Each line of the data that includes the string "stresa" is to be copied out.

++++++++++++++++++++

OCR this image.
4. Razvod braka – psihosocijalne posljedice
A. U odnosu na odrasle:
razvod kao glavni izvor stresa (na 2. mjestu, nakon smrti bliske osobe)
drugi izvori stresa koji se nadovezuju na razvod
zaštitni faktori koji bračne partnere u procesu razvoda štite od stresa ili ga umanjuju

++++++++++++++++++++

● Expected answer
razvod kao glavni izvor stresa (na 2. mjestu, nakon smrti bliske osobe)
drugi izvori stresa koji se nadovezuju na razvod
zaštitni faktori koji bračne partnere u procesu razvoda štite od stresa ili ga umanjuju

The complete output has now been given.